● **Exercise brief**: Copy out, in order, every sentence in the forum thread below that ends with a question mark.

● **Excerpt**:
----------
You guys are so funny, when papers like these exist: https://arxiv.org/abs/2404.11757

Numerous research, INCLUDING the OpenTSLM paper has PROVEN they are NOT able to do this out of the box. Did you even check out the results at all? They literally compare OpenTSLM against standard text only baselines. Gemma3-270M performs better than GPT-4o using tokenized time series alone. Thus, I guess you guys are being ironic.

I understand how annoying it is when people post shallow dismissals of your work on the internet, but please don't give in to the annoyance when replying. It makes the thread worse, and it's against the HN guidelines: https://news.ycombinator.com/newsguidelines.html.

I don't know if this is your work or not, but I appreciate your wanting to defend it...we just need you to do that in a way that doesn't attack others, no matter how wrong they are or you feel they are. Easier said than done of course, but we're all working on it together.

An experiment is not a proof.

If this is the level of one of the contributors to the OpenTSLM paper (which you very obviously are), no wonder due diligence wasn't done properly.

It’s less about proof and more about demonstrating a new capability that TSLMs enable. To be fair, the paper did test standard LLMs, which consistently underperformed. @iLoveOncall, can you point to examples where out of the box models achieved good results on multiple time-series? Also, what kind of time-series data did you analyze with Claude 3.5? What exactly did you predict, and how did you assess reasoning capabilities?

[flagged]
----------
Page segmentation data
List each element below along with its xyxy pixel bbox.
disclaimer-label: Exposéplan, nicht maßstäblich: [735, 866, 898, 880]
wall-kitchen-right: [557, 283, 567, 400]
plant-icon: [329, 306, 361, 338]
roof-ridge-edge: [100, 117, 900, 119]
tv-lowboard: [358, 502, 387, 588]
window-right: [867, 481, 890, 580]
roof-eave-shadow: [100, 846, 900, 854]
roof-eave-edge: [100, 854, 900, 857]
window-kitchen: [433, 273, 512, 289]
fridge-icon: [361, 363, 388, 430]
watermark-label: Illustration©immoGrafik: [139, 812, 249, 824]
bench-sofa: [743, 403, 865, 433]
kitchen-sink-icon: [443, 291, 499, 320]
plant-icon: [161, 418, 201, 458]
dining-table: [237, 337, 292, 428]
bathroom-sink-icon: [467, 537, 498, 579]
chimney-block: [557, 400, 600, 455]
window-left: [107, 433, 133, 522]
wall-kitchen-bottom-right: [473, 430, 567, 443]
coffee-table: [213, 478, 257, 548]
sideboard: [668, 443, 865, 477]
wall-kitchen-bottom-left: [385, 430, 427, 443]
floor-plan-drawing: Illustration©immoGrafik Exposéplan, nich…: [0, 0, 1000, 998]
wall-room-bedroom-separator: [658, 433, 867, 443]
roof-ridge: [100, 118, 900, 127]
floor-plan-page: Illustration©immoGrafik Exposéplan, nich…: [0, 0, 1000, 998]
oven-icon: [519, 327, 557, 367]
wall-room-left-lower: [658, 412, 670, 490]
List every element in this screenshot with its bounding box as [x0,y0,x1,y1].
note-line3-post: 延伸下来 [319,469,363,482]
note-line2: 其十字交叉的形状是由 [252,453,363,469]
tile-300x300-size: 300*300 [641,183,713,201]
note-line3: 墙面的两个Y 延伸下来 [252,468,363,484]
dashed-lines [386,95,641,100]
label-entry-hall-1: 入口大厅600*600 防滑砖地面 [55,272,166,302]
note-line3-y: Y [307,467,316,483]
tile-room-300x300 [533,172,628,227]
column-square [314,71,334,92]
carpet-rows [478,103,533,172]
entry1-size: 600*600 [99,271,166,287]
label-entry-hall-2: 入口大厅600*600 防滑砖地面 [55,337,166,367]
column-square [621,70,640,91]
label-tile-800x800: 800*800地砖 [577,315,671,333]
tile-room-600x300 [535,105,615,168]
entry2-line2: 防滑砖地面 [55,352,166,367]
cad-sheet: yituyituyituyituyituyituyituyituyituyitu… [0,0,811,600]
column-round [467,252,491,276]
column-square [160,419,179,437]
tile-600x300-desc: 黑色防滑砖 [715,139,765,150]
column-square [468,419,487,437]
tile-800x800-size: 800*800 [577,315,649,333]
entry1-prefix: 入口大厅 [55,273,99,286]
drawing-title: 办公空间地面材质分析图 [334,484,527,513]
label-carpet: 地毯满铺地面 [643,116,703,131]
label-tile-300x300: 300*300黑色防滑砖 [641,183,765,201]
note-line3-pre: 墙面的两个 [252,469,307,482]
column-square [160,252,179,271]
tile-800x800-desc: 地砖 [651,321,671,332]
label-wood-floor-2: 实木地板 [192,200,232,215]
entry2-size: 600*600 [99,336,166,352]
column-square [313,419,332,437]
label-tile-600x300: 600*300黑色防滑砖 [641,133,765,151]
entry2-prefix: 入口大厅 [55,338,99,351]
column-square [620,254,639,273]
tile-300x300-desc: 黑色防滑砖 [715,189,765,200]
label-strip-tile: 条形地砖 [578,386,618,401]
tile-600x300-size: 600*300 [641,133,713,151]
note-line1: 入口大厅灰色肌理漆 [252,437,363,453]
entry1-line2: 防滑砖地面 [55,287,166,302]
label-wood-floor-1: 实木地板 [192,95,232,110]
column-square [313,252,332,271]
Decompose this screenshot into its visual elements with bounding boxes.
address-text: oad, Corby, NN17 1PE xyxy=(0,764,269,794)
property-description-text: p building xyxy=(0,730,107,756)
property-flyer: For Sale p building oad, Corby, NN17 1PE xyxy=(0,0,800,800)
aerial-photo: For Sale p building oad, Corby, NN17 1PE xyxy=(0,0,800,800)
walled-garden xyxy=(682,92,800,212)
----------
● **Solution**:
1. Did you even check out the results at all?
2. @iLoveOncall, can you point to examples where out of the box models achieved good results on multiple time-series?
3. Also, what kind of time-series data did you analyze with Claude 3.5?
4. What exactly did you predict, and how did you assess reasoning capabilities?